▶ [GIVEN TASK]: State the number of lines, and only that number, in which the word "sample" appears.

▶ [SUPPLIED MATERIAL]:
BEGIN

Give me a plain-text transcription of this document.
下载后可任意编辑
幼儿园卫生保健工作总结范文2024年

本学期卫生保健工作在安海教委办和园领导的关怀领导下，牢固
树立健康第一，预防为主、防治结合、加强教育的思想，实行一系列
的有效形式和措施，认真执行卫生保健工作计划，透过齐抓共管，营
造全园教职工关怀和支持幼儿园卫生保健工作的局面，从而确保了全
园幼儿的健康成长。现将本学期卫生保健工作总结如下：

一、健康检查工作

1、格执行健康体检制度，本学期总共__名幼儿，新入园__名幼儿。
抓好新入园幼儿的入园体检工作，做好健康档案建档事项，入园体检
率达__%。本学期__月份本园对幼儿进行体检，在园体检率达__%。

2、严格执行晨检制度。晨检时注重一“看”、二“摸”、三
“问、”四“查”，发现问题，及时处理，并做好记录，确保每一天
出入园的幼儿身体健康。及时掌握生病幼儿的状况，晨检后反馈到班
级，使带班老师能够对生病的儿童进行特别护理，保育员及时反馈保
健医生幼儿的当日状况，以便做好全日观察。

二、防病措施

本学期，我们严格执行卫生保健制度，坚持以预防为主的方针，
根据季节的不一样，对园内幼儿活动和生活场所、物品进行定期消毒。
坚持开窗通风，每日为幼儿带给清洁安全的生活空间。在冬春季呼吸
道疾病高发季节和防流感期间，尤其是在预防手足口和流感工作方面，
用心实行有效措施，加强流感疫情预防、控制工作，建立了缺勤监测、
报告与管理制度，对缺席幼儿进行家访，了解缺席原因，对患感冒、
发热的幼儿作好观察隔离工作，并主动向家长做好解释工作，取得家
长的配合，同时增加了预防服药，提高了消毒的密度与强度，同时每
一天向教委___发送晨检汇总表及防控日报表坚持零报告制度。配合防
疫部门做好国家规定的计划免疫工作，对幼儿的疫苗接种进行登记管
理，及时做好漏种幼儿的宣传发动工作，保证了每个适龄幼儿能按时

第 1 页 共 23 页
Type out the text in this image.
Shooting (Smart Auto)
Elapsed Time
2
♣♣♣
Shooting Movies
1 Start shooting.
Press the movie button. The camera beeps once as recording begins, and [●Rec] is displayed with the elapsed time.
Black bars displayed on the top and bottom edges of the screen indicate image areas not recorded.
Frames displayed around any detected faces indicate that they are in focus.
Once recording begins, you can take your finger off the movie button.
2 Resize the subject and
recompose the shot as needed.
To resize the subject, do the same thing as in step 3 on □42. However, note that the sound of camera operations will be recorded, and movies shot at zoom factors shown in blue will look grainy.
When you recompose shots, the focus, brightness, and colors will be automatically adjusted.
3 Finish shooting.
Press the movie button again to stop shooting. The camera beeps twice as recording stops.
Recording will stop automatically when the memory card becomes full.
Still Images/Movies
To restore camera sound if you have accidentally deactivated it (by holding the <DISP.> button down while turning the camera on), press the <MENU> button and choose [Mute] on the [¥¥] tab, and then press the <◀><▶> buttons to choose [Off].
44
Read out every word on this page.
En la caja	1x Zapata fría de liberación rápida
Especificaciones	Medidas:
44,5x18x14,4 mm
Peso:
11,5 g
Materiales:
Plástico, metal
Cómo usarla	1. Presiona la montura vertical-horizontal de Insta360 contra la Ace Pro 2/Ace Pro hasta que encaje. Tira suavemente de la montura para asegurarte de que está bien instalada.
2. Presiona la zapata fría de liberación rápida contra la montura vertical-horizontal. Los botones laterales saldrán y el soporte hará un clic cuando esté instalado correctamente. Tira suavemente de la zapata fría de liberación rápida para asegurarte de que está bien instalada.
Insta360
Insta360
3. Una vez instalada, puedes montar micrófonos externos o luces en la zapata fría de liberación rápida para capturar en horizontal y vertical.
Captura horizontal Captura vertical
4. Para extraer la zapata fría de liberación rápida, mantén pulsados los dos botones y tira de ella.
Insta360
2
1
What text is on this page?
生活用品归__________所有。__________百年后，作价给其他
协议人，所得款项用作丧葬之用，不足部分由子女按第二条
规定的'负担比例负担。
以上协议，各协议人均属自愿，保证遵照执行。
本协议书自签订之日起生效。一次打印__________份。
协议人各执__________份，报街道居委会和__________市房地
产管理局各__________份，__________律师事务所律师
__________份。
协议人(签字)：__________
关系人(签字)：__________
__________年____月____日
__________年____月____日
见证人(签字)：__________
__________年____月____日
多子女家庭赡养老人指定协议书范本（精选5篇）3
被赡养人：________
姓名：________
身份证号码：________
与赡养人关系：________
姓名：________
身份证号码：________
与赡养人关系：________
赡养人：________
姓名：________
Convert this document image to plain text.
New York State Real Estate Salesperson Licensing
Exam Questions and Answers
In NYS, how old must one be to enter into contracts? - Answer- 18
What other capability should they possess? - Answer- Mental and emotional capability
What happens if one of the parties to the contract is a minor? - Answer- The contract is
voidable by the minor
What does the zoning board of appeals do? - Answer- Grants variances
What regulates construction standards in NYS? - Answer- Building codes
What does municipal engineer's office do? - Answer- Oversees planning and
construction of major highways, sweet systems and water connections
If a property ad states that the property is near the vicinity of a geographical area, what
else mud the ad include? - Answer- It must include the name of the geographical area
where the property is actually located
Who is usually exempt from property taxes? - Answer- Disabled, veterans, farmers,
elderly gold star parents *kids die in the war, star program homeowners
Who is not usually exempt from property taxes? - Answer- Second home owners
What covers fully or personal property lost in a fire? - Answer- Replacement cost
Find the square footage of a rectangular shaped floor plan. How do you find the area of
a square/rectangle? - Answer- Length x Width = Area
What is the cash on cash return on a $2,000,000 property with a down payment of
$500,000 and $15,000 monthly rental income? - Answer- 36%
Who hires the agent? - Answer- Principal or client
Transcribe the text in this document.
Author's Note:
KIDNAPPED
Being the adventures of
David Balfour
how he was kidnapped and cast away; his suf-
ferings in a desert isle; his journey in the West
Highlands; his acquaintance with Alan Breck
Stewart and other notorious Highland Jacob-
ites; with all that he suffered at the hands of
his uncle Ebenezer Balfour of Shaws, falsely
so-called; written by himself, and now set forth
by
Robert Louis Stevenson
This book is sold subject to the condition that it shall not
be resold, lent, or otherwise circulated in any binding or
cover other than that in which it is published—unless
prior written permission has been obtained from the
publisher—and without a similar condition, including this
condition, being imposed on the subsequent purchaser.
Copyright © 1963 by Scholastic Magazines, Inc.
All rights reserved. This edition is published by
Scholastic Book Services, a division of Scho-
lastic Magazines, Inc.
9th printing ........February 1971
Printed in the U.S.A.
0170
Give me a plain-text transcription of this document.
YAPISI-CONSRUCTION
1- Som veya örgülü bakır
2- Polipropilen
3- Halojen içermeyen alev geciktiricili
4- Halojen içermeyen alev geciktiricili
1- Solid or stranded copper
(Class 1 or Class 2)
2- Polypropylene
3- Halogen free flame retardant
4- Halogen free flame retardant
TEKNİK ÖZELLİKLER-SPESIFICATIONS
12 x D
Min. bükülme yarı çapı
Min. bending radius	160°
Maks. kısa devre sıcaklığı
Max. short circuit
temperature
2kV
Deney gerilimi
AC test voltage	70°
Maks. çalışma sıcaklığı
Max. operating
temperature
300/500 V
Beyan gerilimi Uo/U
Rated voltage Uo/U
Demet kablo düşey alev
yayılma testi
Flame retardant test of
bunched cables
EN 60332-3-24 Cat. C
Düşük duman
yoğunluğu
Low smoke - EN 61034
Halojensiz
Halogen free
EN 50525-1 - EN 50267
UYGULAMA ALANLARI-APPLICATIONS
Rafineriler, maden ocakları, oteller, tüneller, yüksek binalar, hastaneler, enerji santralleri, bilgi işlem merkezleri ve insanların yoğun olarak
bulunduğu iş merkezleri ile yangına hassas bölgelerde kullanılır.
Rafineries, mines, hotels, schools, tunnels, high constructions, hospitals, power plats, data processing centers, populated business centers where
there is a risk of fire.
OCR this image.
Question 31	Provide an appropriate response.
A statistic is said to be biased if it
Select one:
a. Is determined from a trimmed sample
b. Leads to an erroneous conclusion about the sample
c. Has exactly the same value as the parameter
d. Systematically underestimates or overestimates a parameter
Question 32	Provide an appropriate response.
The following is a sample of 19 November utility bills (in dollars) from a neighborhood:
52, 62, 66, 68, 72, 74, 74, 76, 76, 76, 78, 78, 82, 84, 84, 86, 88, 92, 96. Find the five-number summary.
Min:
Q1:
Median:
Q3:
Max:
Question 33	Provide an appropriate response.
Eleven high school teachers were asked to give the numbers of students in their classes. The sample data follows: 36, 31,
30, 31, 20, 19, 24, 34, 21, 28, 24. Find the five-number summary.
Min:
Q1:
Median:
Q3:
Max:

END

▶ [OUTPUT]: 4